Isolate every line in the records below with "JSON" in it.
* start Provided data *
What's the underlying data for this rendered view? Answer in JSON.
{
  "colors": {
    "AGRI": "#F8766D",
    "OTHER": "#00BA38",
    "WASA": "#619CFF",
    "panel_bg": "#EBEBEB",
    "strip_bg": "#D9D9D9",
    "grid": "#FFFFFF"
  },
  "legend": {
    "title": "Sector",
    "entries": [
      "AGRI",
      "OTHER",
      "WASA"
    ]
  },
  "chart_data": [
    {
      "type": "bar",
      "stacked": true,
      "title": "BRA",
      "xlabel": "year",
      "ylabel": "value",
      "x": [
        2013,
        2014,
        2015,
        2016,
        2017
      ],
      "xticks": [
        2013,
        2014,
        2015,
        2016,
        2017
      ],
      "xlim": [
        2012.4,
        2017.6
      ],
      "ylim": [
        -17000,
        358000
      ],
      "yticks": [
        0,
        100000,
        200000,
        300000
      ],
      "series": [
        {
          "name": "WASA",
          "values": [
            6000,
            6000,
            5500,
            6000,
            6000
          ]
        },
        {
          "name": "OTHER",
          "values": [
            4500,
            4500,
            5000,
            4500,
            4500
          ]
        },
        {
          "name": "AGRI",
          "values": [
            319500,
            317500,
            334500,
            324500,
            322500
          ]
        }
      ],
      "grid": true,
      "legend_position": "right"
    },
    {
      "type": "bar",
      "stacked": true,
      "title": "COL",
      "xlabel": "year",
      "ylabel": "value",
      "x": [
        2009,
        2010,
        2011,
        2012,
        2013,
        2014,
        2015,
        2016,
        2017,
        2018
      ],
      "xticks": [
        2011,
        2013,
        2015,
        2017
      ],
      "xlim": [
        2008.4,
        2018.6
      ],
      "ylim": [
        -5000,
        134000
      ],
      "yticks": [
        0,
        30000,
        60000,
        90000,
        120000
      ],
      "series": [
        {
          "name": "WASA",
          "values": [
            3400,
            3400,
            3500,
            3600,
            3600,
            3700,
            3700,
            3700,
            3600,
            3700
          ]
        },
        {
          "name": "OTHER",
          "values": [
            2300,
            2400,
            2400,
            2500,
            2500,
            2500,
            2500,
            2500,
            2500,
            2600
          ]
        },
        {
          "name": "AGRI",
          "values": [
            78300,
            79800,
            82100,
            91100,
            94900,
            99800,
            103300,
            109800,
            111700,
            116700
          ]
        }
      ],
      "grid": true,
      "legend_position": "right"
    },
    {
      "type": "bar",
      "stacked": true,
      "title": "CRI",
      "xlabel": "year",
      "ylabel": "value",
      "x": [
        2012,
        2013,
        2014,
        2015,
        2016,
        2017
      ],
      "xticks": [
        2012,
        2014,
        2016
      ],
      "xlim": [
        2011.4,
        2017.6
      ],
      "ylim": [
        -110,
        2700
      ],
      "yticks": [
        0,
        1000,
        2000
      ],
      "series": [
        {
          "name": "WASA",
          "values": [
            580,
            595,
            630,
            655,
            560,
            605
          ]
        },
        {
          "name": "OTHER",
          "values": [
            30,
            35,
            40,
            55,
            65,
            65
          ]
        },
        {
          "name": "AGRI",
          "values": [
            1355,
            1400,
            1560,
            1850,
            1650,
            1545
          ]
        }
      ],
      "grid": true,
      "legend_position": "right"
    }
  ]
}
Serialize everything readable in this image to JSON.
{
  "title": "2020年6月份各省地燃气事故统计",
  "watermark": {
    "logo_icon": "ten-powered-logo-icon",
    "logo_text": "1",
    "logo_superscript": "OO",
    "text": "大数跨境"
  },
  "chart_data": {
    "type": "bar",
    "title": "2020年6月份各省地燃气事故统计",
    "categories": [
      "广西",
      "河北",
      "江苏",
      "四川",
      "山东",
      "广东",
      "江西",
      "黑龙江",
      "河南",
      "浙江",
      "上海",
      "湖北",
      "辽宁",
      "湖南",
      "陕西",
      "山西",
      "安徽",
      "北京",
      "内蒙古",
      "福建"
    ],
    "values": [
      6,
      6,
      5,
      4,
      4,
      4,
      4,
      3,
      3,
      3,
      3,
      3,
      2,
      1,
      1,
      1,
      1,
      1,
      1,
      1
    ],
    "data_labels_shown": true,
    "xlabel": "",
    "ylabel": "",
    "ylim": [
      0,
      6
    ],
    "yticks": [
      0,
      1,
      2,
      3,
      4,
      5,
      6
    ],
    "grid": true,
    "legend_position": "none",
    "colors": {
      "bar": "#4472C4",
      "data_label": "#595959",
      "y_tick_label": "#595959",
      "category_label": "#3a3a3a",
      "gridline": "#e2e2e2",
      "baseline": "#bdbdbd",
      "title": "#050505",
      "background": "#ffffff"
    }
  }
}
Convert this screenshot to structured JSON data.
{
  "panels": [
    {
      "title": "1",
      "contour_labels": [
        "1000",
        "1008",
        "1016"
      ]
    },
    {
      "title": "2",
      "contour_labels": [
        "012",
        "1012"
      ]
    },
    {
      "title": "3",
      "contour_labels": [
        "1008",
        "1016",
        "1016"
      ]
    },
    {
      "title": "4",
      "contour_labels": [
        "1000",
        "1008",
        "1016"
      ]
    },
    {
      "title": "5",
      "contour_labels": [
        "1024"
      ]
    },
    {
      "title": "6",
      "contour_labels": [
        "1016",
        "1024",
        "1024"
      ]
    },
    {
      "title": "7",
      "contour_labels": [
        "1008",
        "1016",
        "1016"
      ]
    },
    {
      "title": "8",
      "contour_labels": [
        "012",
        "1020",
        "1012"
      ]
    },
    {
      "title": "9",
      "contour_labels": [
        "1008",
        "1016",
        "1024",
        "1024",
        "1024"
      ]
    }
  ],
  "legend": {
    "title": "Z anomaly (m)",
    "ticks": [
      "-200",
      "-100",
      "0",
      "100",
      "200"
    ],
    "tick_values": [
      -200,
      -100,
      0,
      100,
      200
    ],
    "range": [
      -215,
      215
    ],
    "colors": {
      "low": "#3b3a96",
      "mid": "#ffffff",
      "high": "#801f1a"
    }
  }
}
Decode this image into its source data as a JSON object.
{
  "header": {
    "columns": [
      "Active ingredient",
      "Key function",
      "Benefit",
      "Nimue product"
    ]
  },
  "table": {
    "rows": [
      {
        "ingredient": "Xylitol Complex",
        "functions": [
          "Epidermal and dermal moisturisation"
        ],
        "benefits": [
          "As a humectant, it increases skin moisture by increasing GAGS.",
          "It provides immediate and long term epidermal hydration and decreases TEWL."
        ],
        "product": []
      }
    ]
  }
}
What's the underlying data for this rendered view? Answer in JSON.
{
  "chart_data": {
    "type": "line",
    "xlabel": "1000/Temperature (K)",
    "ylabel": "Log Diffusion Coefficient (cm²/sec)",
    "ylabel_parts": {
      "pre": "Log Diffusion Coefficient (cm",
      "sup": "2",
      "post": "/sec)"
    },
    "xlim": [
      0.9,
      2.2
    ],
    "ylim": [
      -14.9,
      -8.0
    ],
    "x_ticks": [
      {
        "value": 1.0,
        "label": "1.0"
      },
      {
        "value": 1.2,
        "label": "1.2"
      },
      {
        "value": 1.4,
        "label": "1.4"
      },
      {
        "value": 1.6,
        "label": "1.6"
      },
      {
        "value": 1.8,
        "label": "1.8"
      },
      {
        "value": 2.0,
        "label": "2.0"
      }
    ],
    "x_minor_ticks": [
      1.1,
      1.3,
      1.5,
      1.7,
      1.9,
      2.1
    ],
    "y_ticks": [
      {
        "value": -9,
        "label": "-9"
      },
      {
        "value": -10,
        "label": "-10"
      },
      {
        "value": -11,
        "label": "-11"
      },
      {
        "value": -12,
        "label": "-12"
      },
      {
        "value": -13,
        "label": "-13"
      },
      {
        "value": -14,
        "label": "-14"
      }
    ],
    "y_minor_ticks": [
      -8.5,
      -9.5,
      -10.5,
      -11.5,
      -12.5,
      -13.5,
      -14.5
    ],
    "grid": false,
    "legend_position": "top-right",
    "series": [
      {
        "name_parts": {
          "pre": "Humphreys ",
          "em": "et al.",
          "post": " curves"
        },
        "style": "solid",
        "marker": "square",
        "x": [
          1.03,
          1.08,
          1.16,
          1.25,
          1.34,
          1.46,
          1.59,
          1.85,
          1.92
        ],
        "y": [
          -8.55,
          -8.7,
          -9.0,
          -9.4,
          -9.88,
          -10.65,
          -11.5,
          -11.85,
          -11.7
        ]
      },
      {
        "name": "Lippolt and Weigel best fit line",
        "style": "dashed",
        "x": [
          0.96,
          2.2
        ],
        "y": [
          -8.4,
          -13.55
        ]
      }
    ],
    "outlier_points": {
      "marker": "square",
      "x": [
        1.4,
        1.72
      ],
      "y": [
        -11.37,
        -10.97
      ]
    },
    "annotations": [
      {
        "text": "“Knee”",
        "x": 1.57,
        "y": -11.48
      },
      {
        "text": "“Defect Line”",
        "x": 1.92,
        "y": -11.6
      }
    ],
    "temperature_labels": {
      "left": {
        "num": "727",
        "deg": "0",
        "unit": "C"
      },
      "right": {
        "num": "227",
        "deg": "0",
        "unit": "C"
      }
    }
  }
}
* end Provided data *
### Task output
What's the underlying data for this rendered view? Answer in JSON.
Serialize everything readable in this image to JSON.
Convert this screenshot to structured JSON data.
Decode this image into its source data as a JSON object.
What's the underlying data for this rendered view? Answer in JSON.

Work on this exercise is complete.